Your objective
Copy out exactly the lines from the line containing "OCR this image." to the end of the listing.

───── Data section ─────

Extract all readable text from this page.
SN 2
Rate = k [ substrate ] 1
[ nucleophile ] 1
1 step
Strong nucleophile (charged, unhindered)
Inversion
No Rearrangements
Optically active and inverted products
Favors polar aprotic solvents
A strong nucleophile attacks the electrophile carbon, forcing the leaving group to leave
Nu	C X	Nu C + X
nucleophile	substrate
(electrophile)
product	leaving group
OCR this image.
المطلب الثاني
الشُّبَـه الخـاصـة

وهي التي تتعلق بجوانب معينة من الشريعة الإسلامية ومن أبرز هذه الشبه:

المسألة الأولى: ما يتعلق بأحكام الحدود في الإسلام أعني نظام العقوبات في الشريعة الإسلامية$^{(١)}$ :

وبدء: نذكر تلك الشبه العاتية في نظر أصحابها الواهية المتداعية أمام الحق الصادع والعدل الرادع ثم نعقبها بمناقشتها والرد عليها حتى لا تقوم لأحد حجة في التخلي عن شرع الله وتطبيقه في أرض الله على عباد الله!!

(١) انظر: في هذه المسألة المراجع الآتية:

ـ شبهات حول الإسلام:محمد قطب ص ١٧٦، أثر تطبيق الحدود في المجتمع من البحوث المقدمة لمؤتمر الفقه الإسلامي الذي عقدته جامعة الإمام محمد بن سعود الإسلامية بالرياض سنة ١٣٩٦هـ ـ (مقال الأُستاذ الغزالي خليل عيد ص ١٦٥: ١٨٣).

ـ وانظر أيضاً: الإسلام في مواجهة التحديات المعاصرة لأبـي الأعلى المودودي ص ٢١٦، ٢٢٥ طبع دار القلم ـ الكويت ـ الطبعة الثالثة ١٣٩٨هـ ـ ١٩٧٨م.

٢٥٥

─────

The reply
OCR this image.
المطلب الثاني
الشُّبَـه الخـاصـة

وهي التي تتعلق بجوانب معينة من الشريعة الإسلامية ومن أبرز هذه الشبه:

المسألة الأولى: ما يتعلق بأحكام الحدود في الإسلام أعني نظام العقوبات في الشريعة الإسلامية$^{(١)}$ :

وبدء: نذكر تلك الشبه العاتية في نظر أصحابها الواهية المتداعية أمام الحق الصادع والعدل الرادع ثم نعقبها بمناقشتها والرد عليها حتى لا تقوم لأحد حجة في التخلي عن شرع الله وتطبيقه في أرض الله على عباد الله!!

(١) انظر: في هذه المسألة المراجع الآتية:

ـ شبهات حول الإسلام:محمد قطب ص ١٧٦، أثر تطبيق الحدود في المجتمع من البحوث المقدمة لمؤتمر الفقه الإسلامي الذي عقدته جامعة الإمام محمد بن سعود الإسلامية بالرياض سنة ١٣٩٦هـ ـ (مقال الأُستاذ الغزالي خليل عيد ص ١٦٥: ١٨٣).

ـ وانظر أيضاً: الإسلام في مواجهة التحديات المعاصرة لأبـي الأعلى المودودي ص ٢١٦، ٢٢٥ طبع دار القلم ـ الكويت ـ الطبعة الثالثة ١٣٩٨هـ ـ ١٩٧٨م.

٢٥٥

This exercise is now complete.